(Extracted data entries)
-----

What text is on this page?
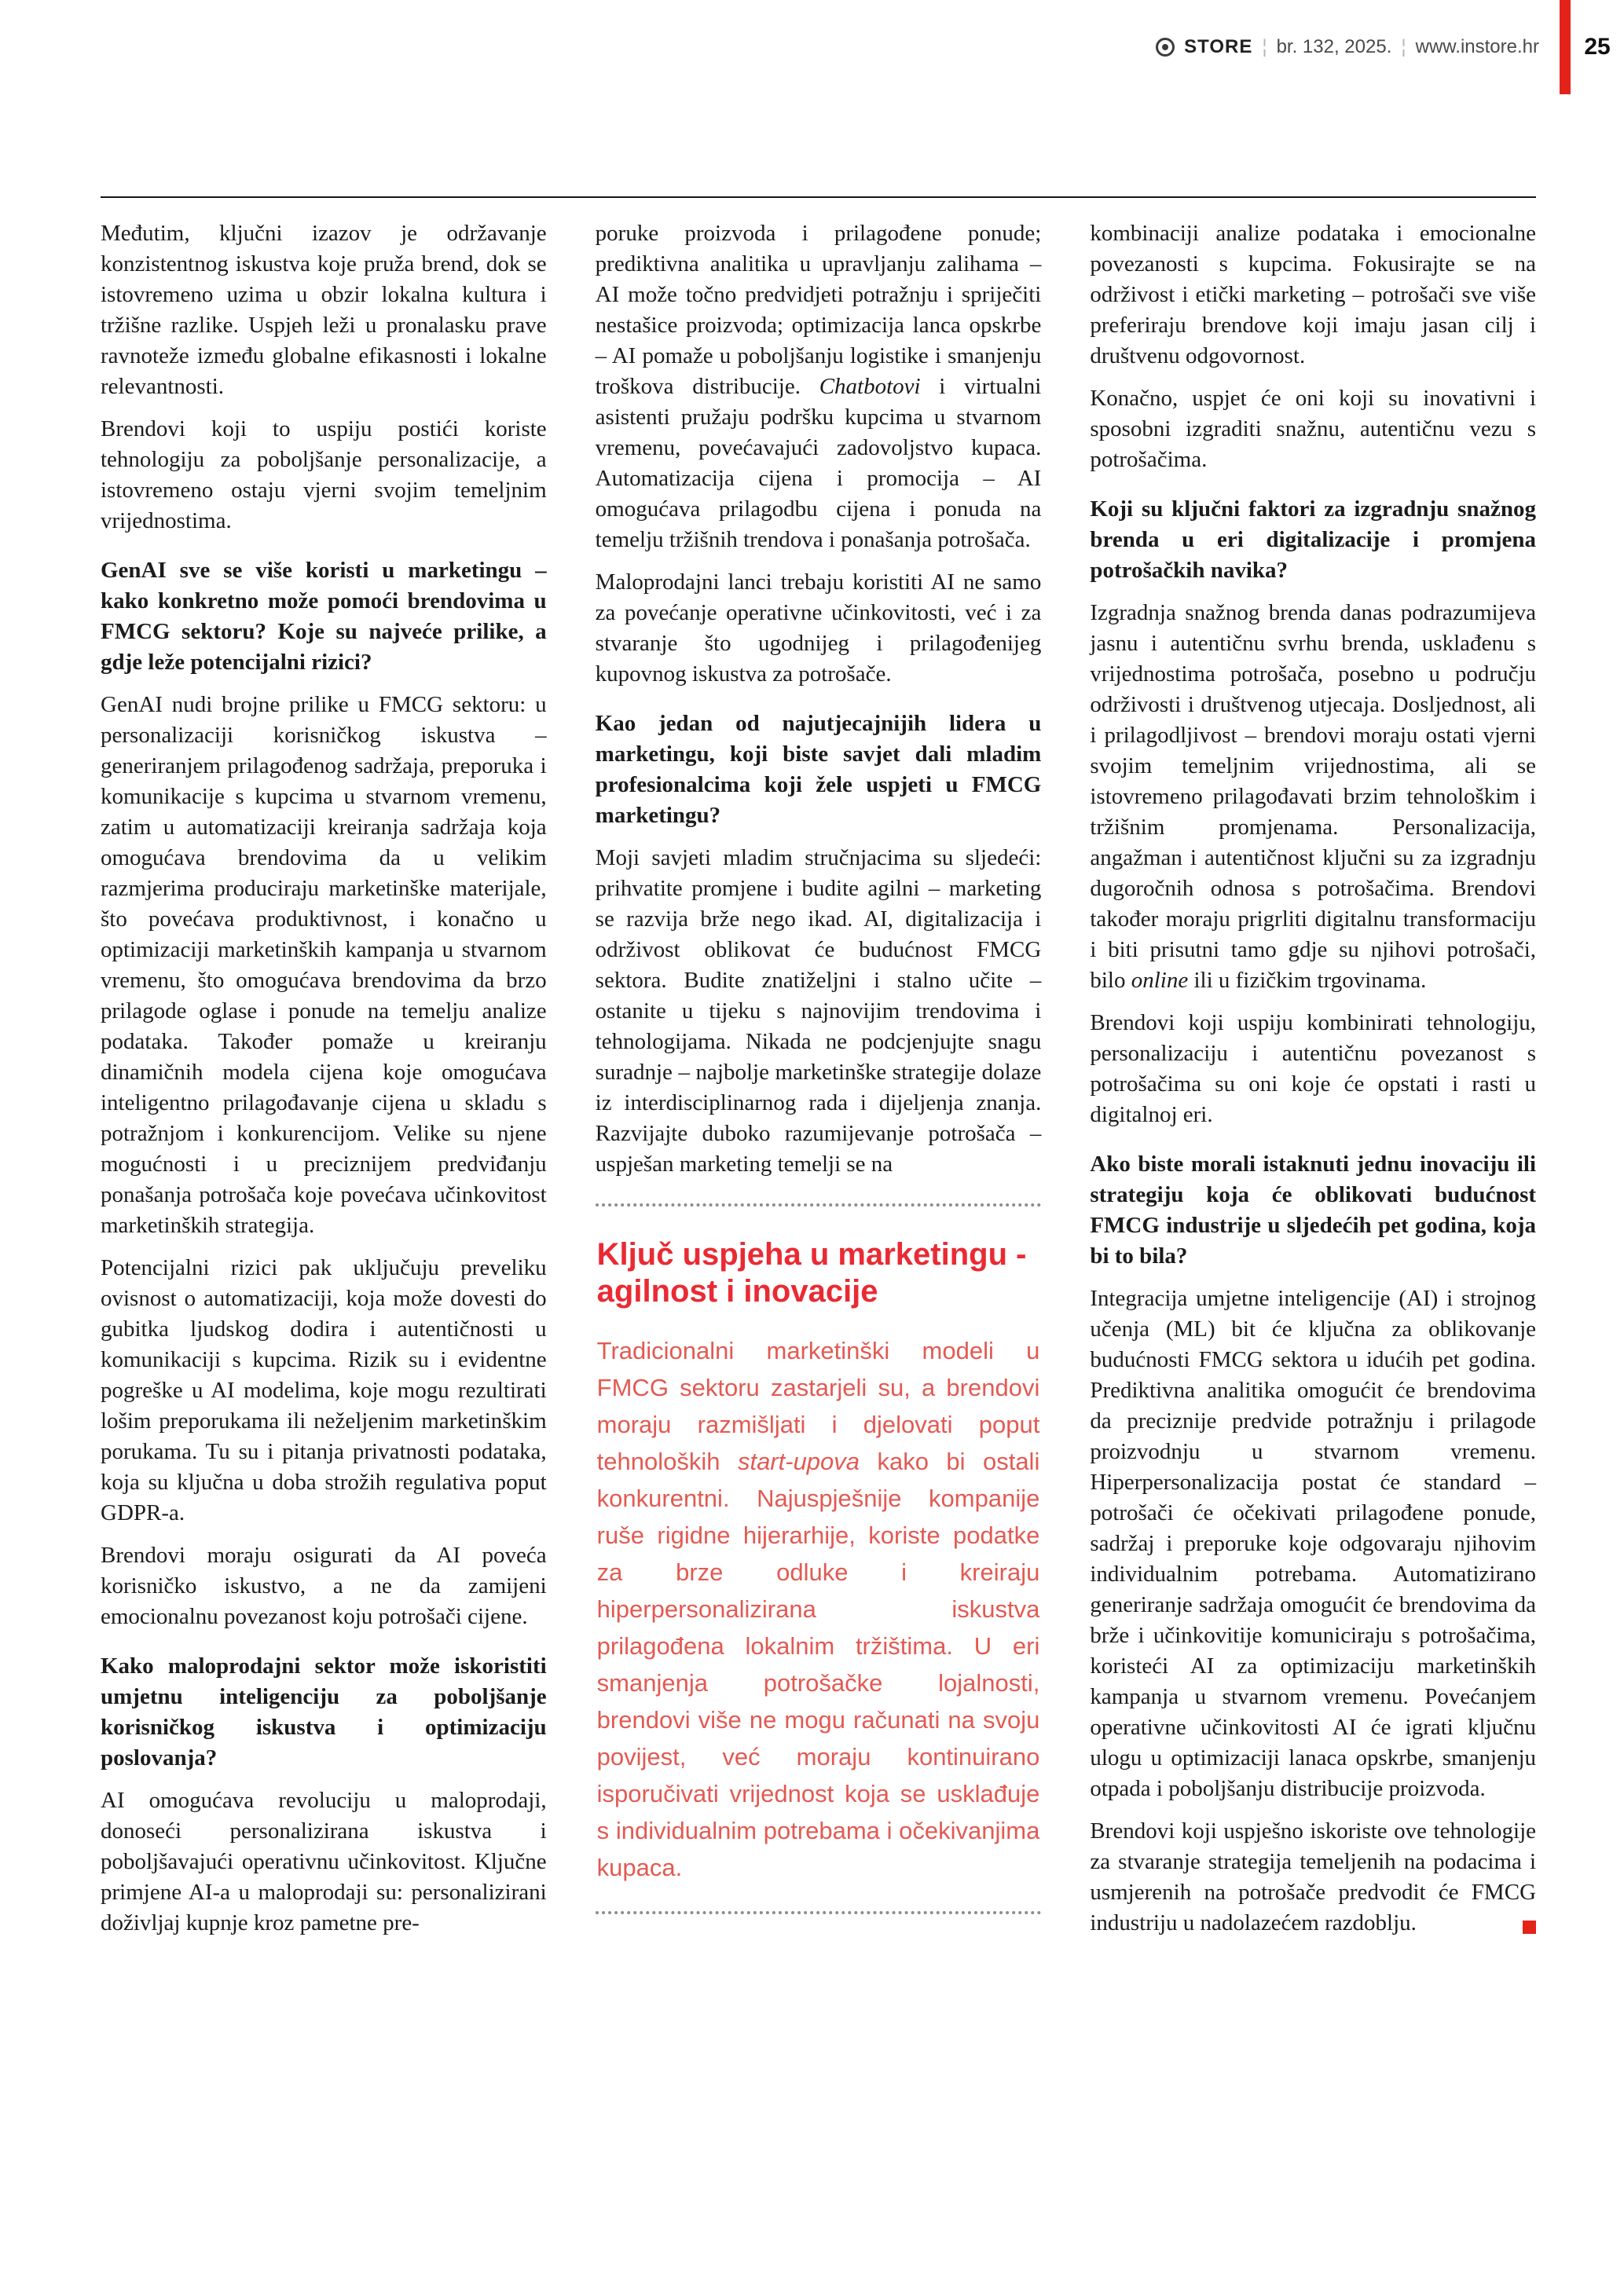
STORE ¦ br. 132, 2025. ¦ www.instore.hr	25

Međutim, ključni izazov je održavanje konzistentnog iskustva koje pruža brend, dok se istovremeno uzima u obzir lokalna kultura i tržišne razlike. Uspjeh leži u pronalasku prave ravnoteže između globalne efikasnosti i lokalne relevantnosti.

Brendovi koji to uspiju postići koriste tehnologiju za poboljšanje personalizacije, a istovremeno ostaju vjerni svojim temeljnim vrijednostima.

GenAI sve se više koristi u marketingu – kako konkretno može pomoći brendovima u FMCG sektoru? Koje su najveće prilike, a gdje leže potencijalni rizici?

GenAI nudi brojne prilike u FMCG sektoru: u personalizaciji korisničkog iskustva – generiranjem prilagođenog sadržaja, preporuka i komunikacije s kupcima u stvarnom vremenu, zatim u automatizaciji kreiranja sadržaja koja omogućava brendovima da u velikim razmjerima produciraju marketinške materijale, što povećava produktivnost, i konačno u optimizaciji marketinških kampanja u stvarnom vremenu, što omogućava brendovima da brzo prilagode oglase i ponude na temelju analize podataka. Također pomaže u kreiranju dinamičnih modela cijena koje omogućava inteligentno prilagođavanje cijena u skladu s potražnjom i konkurencijom. Velike su njene mogućnosti i u preciznijem predviđanju ponašanja potrošača koje povećava učinkovitost marketinških strategija.

Potencijalni rizici pak uključuju preveliku ovisnost o automatizaciji, koja može dovesti do gubitka ljudskog dodira i autentičnosti u komunikaciji s kupcima. Rizik su i evidentne pogreške u AI modelima, koje mogu rezultirati lošim preporukama ili neželjenim marketinškim porukama. Tu su i pitanja privatnosti podataka, koja su ključna u doba strožih regulativa poput GDPR-a.

Brendovi moraju osigurati da AI poveća korisničko iskustvo, a ne da zamijeni emocionalnu povezanost koju potrošači cijene.

Kako maloprodajni sektor može iskoristiti umjetnu inteligenciju za poboljšanje korisničkog iskustva i optimizaciju poslovanja?

AI omogućava revoluciju u maloprodaji, donoseći personalizirana iskustva i poboljšavajući operativnu učinkovitost. Ključne primjene AI-a u maloprodaji su: personalizirani doživljaj kupnje kroz pametne pre-

poruke proizvoda i prilagođene ponude; prediktivna analitika u upravljanju zalihama – AI može točno predvidjeti potražnju i spriječiti nestašice proizvoda; optimizacija lanca opskrbe – AI pomaže u poboljšanju logistike i smanjenju troškova distribucije. Chatbotovi i virtualni asistenti pružaju podršku kupcima u stvarnom vremenu, povećavajući zadovoljstvo kupaca. Automatizacija cijena i promocija – AI omogućava prilagodbu cijena i ponuda na temelju tržišnih trendova i ponašanja potrošača.

Maloprodajni lanci trebaju koristiti AI ne samo za povećanje operativne učinkovitosti, već i za stvaranje što ugodnijeg i prilagođenijeg kupovnog iskustva za potrošače.

Kao jedan od najutjecajnijih lidera u marketingu, koji biste savjet dali mladim profesionalcima koji žele uspjeti u FMCG marketingu?

Moji savjeti mladim stručnjacima su sljedeći: prihvatite promjene i budite agilni – marketing se razvija brže nego ikad. AI, digitalizacija i održivost oblikovat će budućnost FMCG sektora. Budite znatiželjni i stalno učite – ostanite u tijeku s najnovijim trendovima i tehnologijama. Nikada ne podcjenjujte snagu suradnje – najbolje marketinške strategije dolaze iz interdisciplinarnog rada i dijeljenja znanja. Razvijajte duboko razumijevanje potrošača – uspješan marketing temelji se na

Ključ uspjeha u marketingu - agilnost i inovacije

Tradicionalni marketinški modeli u FMCG sektoru zastarjeli su, a brendovi moraju razmišljati i djelovati poput tehnoloških start-upova kako bi ostali konkurentni. Najuspješnije kompanije ruše rigidne hijerarhije, koriste podatke za brze odluke i kreiraju hiperpersonalizirana iskustva prilagođena lokalnim tržištima. U eri smanjenja potrošačke lojalnosti, brendovi više ne mogu računati na svoju povijest, već moraju kontinuirano isporučivati vrijednost koja se usklađuje s individualnim potrebama i očekivanjima kupaca.

kombinaciji analize podataka i emocionalne povezanosti s kupcima. Fokusirajte se na održivost i etički marketing – potrošači sve više preferiraju brendove koji imaju jasan cilj i društvenu odgovornost.

Konačno, uspjet će oni koji su inovativni i sposobni izgraditi snažnu, autentičnu vezu s potrošačima.

Koji su ključni faktori za izgradnju snažnog brenda u eri digitalizacije i promjena potrošačkih navika?

Izgradnja snažnog brenda danas podrazumijeva jasnu i autentičnu svrhu brenda, usklađenu s vrijednostima potrošača, posebno u području održivosti i društvenog utjecaja. Dosljednost, ali i prilagodljivost – brendovi moraju ostati vjerni svojim temeljnim vrijednostima, ali se istovremeno prilagođavati brzim tehnološkim i tržišnim promjenama. Personalizacija, angažman i autentičnost ključni su za izgradnju dugoročnih odnosa s potrošačima. Brendovi također moraju prigrliti digitalnu transformaciju i biti prisutni tamo gdje su njihovi potrošači, bilo online ili u fizičkim trgovinama.

Brendovi koji uspiju kombinirati tehnologiju, personalizaciju i autentičnu povezanost s potrošačima su oni koje će opstati i rasti u digitalnoj eri.

Ako biste morali istaknuti jednu inovaciju ili strategiju koja će oblikovati budućnost FMCG industrije u sljedećih pet godina, koja bi to bila?

Integracija umjetne inteligencije (AI) i strojnog učenja (ML) bit će ključna za oblikovanje budućnosti FMCG sektora u idućih pet godina. Prediktivna analitika omogućit će brendovima da preciznije predvide potražnju i prilagode proizvodnju u stvarnom vremenu. Hiperpersonalizacija postat će standard – potrošači će očekivati prilagođene ponude, sadržaj i preporuke koje odgovaraju njihovim individualnim potrebama. Automatizirano generiranje sadržaja omogućit će brendovima da brže i učinkovitije komuniciraju s potrošačima, koristeći AI za optimizaciju marketinških kampanja u stvarnom vremenu. Povećanjem operativne učinkovitosti AI će igrati ključnu ulogu u optimizaciji lanaca opskrbe, smanjenju otpada i poboljšanju distribucije proizvoda.

Brendovi koji uspješno iskoriste ove tehnologije za stvaranje strategija temeljenih na podacima i usmjerenih na potrošače predvodit će FMCG industriju u nadolazećem razdoblju.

-----

Find every line with the word "tehnologiju" and state how many there are, with no other words.

• TASK SOLUTION
2